Scan the listing below for the word "screenshot" and state how many lines hold it. Write nothing but the number.

Dataset items
::::::::

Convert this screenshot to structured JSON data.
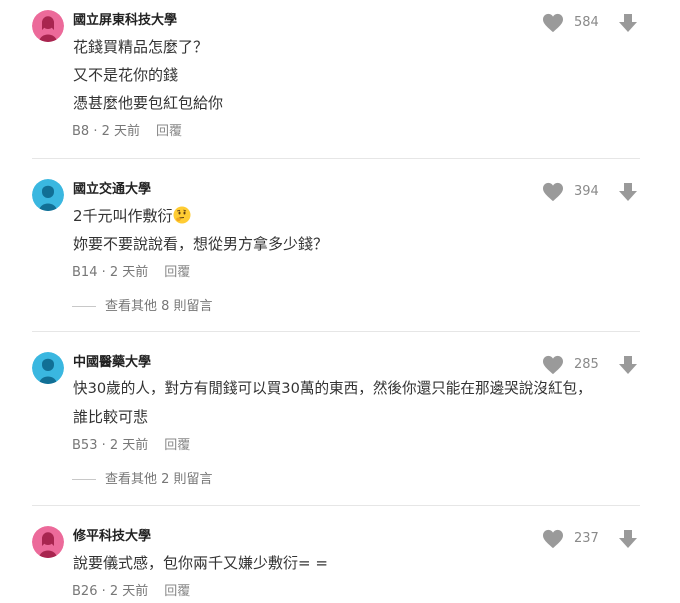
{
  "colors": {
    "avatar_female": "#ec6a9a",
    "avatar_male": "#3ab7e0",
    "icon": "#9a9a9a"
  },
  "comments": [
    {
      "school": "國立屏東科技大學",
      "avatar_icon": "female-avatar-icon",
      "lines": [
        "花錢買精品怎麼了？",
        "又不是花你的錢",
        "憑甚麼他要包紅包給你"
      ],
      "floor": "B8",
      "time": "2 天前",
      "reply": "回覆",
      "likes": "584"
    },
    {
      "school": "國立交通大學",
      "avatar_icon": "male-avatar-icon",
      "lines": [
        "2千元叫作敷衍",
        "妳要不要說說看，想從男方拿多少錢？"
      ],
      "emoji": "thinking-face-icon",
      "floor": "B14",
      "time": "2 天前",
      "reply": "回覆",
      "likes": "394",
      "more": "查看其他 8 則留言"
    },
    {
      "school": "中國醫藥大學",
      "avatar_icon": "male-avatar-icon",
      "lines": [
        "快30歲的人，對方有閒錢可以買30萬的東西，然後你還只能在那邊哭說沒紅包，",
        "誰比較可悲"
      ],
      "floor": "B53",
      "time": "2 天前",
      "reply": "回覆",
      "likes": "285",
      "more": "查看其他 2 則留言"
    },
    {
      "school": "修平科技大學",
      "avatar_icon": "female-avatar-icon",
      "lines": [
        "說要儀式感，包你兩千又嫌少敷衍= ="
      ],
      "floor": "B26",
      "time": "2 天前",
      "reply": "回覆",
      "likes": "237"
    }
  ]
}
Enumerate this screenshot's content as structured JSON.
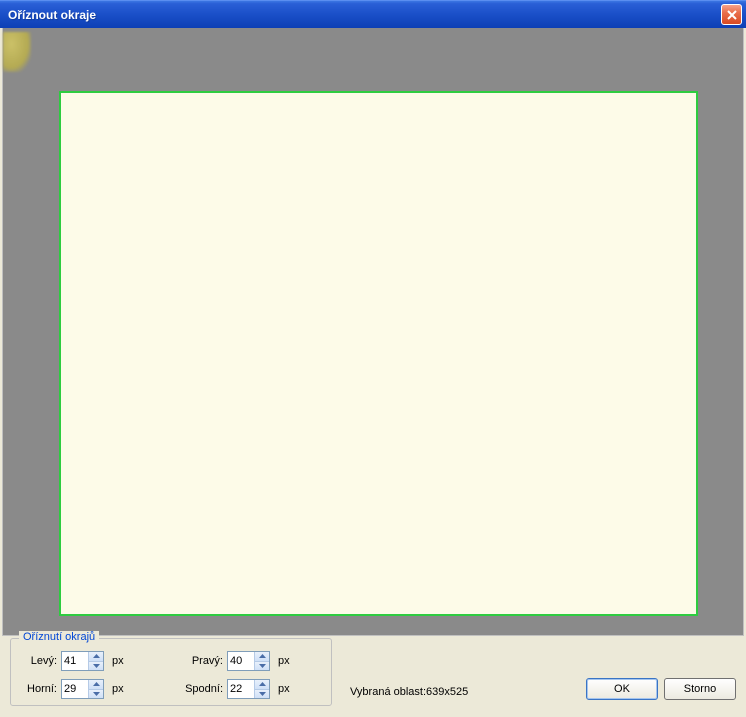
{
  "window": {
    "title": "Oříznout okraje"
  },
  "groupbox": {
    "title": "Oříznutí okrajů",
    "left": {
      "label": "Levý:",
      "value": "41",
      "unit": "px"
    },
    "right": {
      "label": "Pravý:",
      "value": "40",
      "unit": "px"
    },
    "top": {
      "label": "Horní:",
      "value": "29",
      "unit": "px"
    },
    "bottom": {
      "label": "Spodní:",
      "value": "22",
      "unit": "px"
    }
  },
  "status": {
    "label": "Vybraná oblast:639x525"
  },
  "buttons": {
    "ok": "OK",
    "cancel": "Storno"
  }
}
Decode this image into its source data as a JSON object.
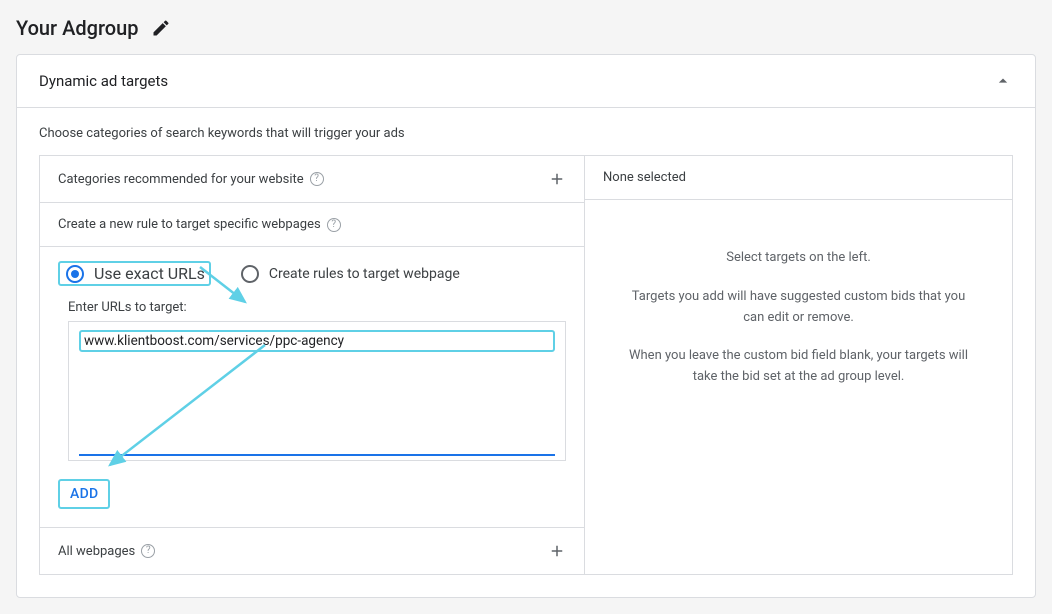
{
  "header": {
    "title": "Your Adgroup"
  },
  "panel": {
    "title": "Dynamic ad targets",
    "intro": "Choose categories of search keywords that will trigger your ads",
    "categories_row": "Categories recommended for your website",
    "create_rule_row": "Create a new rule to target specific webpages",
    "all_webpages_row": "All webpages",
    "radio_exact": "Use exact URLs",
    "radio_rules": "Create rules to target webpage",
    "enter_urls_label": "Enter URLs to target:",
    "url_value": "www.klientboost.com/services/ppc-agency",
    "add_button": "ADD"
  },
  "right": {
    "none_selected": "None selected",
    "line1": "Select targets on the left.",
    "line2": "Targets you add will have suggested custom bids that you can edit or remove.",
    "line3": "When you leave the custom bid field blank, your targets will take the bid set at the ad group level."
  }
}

::::::::

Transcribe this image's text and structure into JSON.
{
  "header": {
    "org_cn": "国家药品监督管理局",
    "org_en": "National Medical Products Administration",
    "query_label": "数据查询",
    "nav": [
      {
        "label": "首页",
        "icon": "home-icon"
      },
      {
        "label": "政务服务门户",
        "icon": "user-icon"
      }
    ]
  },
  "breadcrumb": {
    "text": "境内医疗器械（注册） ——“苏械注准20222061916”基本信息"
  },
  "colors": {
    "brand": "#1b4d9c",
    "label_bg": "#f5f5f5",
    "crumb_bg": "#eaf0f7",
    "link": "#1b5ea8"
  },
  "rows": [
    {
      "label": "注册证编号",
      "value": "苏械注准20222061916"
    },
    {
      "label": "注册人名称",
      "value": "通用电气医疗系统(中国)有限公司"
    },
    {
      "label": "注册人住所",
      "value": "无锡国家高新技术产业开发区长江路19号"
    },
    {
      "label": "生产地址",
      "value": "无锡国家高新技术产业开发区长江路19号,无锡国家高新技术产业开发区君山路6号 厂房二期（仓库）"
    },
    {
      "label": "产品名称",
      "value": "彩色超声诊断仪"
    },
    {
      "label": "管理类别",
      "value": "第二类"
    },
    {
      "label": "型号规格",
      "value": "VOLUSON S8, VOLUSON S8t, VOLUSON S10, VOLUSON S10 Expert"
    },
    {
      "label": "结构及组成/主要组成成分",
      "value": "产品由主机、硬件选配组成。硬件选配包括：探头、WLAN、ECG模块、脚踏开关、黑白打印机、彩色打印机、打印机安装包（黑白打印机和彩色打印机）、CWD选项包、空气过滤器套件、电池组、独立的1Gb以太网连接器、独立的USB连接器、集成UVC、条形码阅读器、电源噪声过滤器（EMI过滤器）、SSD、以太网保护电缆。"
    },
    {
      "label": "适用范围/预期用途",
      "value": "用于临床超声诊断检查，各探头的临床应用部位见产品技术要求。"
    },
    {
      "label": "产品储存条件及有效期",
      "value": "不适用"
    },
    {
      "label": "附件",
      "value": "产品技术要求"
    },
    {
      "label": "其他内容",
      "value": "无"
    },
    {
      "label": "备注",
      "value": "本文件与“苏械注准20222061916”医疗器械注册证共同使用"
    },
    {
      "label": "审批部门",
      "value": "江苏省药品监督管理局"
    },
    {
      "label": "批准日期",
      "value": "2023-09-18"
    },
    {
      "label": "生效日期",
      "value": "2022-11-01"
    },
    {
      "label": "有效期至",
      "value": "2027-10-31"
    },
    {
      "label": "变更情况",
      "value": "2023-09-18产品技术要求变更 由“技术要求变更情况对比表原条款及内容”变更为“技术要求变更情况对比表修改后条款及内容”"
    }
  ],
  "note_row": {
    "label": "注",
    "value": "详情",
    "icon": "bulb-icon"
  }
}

::::::::

CORRECT OUTPUT: 2